• [REQUEST]: Without the pictures, copy the entries below word for word.
▼
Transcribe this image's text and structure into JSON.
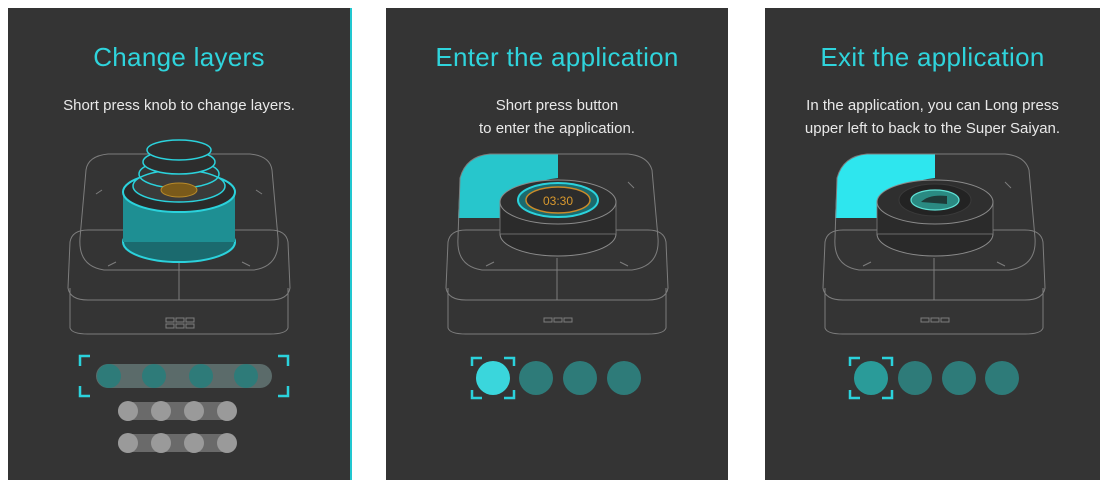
{
  "panels": [
    {
      "title": "Change layers",
      "description": [
        "Short press knob to change layers."
      ],
      "knob_display": ""
    },
    {
      "title": "Enter the application",
      "description": [
        "Short press button",
        "to enter the application."
      ],
      "knob_display": "03:30"
    },
    {
      "title": "Exit the application",
      "description": [
        "In the application, you can Long press",
        "upper left to back to the Super Saiyan."
      ],
      "knob_display": ""
    }
  ],
  "colors": {
    "accent": "#2fd4dc",
    "panel_bg": "#343434",
    "dot_active": "#3ad6dc",
    "dot_teal": "#2e7b79",
    "dot_gray": "#9a9a9a"
  },
  "icons": [
    "knob-device-illustration",
    "selection-bracket-icon",
    "app-icon"
  ]
}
▲
• [REPLY TO THE TASK]:
Transcribe this image's text and structure into JSON.
{
  "panels": [
    {
      "title": "Change layers",
      "description": [
        "Short press knob to change layers."
      ],
      "knob_display": ""
    },
    {
      "title": "Enter the application",
      "description": [
        "Short press button",
        "to enter the application."
      ],
      "knob_display": "03:30"
    },
    {
      "title": "Exit the application",
      "description": [
        "In the application, you can Long press",
        "upper left to back to the Super Saiyan."
      ],
      "knob_display": ""
    }
  ],
  "colors": {
    "accent": "#2fd4dc",
    "panel_bg": "#343434",
    "dot_active": "#3ad6dc",
    "dot_teal": "#2e7b79",
    "dot_gray": "#9a9a9a"
  },
  "icons": [
    "knob-device-illustration",
    "selection-bracket-icon",
    "app-icon"
  ]
}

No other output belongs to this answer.